Activities
1: According to the Hurricane Harvey article, how much rain fell on parts of the Texas coast?
2: Please extend the Hurricane Harvey article past its final paragraph.

Document segment

━━━━

Farm Progress

Families and businesses still rebuilding from Hurricane Harvey.

June 1, 2018

3 Min Read

A year has passed since Hurricane Harvey assailed the Texas mid-coast with devastating wind and waves and record-breaking rainfalls that dropped more than 50 inches of rain on parts of the Texas coast.

Lives were lost, and businesses, homes, farms and ranches were destroyed or severely damaged over the course of a few hours that fateful August day last year (2017), bringing a $125 billion loss to the Texas landscape and economy, and still the damages are being counted, the pain of loss and tragedy fresh on the minds of all who suffered the fury of the wind and sea.

As Texans wake on the first day of June this year, they officially see the start of another hurricane season, one that stretches to the last day of November. More than a few meet the storm season with a feeling of apprehension and anxiety, remembering all they suffered and all they have endured.

Before the season ever started, the first tropical storm of the 2018 Atlantic storm season barreled across the warm Gulf of Mexico, failing to produce enough energy to reach hurricane strength but bringing heavy rains and floods to parts of the Alabama coast, a moment to stir the thoughts of those who so freshly lived through the dark days of last August along the Texas coast.

━━━━

Structured page parsing data:
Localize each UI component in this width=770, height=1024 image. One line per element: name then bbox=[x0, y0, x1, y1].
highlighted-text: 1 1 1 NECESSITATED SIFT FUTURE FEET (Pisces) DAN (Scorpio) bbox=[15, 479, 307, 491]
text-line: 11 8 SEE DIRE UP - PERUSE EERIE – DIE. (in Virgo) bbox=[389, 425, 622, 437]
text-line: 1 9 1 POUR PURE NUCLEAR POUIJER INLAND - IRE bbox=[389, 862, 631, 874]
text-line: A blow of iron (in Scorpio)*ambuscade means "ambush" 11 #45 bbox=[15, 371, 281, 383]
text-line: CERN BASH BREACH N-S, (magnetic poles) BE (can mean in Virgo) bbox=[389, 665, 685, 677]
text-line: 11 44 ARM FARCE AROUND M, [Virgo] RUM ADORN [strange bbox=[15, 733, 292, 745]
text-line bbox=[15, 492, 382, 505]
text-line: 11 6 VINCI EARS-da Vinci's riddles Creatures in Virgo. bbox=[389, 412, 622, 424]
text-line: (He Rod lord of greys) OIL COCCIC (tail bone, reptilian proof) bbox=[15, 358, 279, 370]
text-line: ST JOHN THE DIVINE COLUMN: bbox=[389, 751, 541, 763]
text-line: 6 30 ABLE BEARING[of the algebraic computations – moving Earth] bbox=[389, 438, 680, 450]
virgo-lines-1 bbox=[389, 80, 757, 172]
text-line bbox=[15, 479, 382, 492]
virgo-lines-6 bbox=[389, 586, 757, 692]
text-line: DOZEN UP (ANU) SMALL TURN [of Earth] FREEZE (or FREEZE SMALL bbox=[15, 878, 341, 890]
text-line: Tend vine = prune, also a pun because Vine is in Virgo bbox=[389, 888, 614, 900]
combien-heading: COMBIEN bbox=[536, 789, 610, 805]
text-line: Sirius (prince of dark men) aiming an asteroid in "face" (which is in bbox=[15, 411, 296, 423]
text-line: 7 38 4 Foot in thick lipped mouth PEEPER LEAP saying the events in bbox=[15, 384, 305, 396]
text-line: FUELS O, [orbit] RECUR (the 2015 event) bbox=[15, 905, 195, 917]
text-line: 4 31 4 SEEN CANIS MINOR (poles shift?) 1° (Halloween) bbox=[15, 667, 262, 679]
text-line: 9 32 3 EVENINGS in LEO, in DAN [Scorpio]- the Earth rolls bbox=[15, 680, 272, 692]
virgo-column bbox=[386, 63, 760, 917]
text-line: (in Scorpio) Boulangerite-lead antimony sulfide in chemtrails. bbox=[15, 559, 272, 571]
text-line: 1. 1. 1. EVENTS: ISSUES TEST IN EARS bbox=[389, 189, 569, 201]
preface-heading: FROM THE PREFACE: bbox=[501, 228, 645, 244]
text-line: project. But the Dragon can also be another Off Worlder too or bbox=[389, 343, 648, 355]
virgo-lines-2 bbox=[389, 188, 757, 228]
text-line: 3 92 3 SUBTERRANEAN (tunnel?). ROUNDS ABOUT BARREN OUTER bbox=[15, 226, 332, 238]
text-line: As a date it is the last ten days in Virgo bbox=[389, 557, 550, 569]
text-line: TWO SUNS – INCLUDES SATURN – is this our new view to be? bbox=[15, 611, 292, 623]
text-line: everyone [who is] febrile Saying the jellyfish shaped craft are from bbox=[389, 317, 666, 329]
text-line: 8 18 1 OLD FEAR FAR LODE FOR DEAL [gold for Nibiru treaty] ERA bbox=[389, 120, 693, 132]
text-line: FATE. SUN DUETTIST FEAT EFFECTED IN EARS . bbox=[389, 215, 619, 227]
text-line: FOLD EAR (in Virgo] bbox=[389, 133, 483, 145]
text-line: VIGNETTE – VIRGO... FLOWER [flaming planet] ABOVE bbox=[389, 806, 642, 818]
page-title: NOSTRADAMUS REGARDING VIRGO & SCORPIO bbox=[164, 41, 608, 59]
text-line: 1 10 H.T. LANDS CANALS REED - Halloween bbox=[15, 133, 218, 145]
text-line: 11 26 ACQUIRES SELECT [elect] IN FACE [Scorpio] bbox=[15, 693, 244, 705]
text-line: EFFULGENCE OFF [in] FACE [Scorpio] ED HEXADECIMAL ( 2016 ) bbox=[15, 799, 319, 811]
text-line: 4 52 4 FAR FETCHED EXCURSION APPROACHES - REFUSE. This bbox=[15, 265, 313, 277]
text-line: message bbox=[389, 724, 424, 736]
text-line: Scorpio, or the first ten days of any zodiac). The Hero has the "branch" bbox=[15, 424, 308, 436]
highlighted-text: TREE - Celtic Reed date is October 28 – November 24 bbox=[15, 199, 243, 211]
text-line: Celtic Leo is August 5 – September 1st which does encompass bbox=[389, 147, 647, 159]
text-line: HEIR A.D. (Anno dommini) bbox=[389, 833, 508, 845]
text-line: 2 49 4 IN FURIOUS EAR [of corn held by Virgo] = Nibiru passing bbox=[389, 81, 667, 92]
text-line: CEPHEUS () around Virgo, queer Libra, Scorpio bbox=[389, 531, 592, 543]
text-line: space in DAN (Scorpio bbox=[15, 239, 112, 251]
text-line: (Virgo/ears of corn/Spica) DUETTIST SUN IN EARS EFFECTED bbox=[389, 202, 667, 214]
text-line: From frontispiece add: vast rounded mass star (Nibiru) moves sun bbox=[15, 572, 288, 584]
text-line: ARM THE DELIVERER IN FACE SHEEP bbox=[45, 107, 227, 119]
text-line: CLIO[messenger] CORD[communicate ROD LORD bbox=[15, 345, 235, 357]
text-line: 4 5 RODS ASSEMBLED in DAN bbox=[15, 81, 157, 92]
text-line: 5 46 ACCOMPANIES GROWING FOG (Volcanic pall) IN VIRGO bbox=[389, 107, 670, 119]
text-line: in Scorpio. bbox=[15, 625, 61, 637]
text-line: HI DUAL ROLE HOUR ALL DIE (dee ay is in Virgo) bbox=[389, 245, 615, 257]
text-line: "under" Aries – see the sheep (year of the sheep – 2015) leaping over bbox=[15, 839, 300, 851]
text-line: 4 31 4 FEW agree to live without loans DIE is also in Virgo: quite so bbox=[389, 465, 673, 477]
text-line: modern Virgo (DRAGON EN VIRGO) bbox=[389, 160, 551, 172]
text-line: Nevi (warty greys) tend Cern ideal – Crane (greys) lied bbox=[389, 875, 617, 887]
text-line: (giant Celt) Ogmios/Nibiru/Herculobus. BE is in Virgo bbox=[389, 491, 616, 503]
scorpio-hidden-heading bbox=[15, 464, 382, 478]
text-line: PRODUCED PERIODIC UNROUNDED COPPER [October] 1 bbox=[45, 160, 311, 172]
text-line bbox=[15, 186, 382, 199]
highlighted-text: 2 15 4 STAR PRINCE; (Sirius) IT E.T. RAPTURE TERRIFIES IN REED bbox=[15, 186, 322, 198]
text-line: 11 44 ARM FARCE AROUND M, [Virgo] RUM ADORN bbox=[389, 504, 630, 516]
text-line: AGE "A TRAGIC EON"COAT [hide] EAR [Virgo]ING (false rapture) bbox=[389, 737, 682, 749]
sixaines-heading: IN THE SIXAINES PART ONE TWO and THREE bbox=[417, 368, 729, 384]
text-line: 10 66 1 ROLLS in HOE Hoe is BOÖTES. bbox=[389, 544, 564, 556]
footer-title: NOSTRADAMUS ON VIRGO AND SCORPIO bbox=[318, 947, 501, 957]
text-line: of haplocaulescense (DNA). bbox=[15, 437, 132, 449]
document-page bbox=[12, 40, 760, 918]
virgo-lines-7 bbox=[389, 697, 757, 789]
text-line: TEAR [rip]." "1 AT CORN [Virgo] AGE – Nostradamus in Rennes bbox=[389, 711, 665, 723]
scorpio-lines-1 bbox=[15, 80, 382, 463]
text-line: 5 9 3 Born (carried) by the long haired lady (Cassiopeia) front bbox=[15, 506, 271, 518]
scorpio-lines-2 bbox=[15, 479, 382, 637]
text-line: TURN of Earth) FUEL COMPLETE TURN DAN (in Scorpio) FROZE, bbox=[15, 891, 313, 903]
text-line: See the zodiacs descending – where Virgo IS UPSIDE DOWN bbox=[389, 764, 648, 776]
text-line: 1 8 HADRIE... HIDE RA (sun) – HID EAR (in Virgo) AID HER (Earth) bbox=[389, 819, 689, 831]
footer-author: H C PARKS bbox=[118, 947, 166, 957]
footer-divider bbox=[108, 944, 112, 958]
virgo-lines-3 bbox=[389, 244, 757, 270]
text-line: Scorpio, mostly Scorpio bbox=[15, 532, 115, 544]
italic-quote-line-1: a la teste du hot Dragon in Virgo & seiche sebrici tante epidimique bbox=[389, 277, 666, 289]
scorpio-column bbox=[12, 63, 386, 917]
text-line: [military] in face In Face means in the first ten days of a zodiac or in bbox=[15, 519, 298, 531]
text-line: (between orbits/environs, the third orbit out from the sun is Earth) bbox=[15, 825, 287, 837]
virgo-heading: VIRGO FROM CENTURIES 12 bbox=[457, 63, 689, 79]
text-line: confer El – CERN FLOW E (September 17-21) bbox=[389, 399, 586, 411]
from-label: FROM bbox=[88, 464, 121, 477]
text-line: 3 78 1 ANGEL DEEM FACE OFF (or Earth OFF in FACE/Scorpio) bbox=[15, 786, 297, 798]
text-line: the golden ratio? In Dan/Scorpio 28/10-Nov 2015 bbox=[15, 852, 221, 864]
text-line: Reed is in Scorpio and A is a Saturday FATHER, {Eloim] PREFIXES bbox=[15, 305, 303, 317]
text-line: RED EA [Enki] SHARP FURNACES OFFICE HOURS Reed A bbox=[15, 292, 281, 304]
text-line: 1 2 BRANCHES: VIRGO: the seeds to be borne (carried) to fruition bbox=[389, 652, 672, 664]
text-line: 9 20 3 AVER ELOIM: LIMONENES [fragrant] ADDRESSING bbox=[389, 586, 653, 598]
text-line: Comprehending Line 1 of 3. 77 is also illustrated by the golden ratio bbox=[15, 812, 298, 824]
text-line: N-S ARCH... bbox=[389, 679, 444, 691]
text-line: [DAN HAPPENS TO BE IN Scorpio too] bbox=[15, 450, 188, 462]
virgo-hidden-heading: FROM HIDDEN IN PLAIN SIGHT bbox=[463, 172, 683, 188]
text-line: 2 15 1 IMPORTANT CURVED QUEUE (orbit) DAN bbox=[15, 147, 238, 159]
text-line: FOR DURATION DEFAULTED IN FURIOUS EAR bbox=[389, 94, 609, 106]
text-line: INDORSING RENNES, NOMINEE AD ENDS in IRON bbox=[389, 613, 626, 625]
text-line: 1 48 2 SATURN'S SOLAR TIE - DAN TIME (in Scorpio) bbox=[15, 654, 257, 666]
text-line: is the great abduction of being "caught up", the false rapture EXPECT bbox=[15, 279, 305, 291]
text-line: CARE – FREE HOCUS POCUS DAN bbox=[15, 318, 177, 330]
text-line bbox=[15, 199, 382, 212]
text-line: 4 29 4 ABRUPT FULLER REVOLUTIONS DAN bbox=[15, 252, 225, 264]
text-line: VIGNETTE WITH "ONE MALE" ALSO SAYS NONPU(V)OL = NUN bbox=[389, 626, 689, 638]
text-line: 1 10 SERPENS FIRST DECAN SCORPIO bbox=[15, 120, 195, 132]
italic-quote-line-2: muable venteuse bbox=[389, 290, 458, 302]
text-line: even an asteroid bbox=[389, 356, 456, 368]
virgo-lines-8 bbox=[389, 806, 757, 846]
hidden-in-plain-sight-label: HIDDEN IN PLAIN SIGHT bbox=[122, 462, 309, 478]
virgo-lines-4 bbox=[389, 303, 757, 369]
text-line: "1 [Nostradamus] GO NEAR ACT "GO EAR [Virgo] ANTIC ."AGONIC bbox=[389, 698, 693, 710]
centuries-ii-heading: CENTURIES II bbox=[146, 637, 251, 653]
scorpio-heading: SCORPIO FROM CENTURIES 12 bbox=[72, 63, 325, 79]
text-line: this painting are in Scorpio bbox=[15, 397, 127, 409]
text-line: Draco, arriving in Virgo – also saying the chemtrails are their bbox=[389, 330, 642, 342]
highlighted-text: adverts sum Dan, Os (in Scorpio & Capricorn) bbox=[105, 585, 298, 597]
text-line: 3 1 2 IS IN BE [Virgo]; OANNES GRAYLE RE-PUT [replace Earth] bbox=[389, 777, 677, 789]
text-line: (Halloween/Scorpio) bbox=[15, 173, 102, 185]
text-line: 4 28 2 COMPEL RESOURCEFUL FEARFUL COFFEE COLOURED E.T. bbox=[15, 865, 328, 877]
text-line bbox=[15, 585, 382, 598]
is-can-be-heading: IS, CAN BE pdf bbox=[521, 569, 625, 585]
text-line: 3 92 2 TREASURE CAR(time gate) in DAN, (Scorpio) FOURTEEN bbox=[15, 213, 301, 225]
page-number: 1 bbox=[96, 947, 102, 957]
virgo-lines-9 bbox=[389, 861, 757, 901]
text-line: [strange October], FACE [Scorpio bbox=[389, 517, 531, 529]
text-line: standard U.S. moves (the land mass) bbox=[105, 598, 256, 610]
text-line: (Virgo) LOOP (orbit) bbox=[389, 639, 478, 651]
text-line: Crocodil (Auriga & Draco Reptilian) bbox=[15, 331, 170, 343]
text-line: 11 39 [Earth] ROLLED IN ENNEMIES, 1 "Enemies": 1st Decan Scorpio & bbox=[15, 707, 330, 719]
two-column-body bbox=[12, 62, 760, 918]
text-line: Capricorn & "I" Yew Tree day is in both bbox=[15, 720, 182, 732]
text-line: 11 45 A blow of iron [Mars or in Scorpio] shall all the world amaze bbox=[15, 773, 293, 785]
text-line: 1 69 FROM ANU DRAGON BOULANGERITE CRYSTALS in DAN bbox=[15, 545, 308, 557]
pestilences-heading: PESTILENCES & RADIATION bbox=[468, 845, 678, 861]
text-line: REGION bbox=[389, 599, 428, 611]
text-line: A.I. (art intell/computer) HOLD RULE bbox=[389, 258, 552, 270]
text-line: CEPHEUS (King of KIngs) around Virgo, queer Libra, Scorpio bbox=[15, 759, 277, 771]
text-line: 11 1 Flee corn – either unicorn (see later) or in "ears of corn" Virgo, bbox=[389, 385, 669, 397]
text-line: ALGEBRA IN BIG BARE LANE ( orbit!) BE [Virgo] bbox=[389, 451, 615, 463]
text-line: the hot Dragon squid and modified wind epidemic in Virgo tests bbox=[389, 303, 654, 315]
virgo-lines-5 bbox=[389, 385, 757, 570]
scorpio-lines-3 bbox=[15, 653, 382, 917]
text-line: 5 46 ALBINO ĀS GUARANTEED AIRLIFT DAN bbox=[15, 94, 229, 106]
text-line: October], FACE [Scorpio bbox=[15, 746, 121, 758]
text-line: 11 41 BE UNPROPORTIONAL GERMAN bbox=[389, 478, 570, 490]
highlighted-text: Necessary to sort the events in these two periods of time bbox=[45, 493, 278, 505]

━━━━

Answers by task
1: More than 50 inches of rain fell on parts of the Texas coast.

2:
The storm was enough to make many coastal Texans quietly nervous. 

See Photo gallery: Remembering Harvey

Plato understood the pain of human tragedy when he wrote “We can forgive a child who is afraid of the dark; the real tragedy of life is when men are afraid of the light.”

Harvey first arrived on the Texas coast during the light of day, and delivered its fury far into the night and the days that followed.

For many, they continue to deal with the recovery of their homes and businesses. They work and struggle to rebuild and erase the memories of those dark days of August when hope was all that was left. Many are still wading through the task of a trying and tedious bureaucracy of wind and hurricane insurance issues, unable to reach settlements that might clear the way for reconstruction and end their long road to final recovery.

For others, reconstruction has ended, the out with old and in with the new’ that has helped them put lives and jobs and families back together again.

While suffering such wide-spread tragedy, neighbors have found help from neighbors. Local, state and federal government agencies have been responsive. But rebuilding on such a grand scale is difficult if it is nothing else.

Yet Texans are strong, they say, and it is that strength and pride in community that is helping to mend the wounds of a challenged region fraught with obstacles and burdens both unexpected and difficult to navigate. If nothing else, it is a tribute to the human experience, the suffering and pain and agony of tragedy offset by a pouring out of support from neighbors, churches, government, friends and family.

While the winds of danger will continue to blow and the storms will engage an angry sea as they do most every year, tragedy, even at its worst, stirs the human spirit to rise above the rubble, to survive the night, to live another day.

As we watched the calendar and realized another storm season is upon us, we thought it might be a fitting tribute to illustrate the brave and gallant efforts of the people of coastal Texas through pictures and words that remind us that at the end of the day, we all are strong.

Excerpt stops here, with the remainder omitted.